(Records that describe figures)
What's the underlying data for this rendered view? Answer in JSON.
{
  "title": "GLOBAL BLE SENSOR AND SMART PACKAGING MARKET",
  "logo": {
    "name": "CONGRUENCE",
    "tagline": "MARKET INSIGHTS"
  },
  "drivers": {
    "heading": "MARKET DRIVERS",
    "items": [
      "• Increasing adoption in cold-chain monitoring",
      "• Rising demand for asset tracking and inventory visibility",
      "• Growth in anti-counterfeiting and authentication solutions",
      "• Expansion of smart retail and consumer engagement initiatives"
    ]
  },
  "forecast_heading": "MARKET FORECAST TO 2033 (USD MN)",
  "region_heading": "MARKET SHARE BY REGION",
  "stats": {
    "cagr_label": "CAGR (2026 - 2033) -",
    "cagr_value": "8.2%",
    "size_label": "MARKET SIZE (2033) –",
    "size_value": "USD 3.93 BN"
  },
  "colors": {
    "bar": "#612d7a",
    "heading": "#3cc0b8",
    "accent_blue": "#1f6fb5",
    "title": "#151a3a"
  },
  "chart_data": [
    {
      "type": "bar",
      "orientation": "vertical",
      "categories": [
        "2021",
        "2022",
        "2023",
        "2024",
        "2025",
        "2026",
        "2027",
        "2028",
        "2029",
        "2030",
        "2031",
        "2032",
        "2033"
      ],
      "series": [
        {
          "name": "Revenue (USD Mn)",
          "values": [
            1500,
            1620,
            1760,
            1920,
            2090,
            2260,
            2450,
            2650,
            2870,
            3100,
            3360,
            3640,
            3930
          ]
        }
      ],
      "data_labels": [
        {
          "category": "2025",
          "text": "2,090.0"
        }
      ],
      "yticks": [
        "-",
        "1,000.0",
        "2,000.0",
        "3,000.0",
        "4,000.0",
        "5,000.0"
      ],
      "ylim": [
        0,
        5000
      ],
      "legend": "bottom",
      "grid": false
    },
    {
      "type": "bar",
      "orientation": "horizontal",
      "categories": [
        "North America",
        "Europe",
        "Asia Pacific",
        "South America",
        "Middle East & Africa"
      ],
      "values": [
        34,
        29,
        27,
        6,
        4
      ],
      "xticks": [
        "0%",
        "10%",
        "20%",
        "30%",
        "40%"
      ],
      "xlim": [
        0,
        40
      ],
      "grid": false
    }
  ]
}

## YOUR GOAL
Check each line above for "orientation" and return the ones that have it.

## RESPONSE TO THE TASK
      "orientation": "vertical",
      "orientation": "horizontal",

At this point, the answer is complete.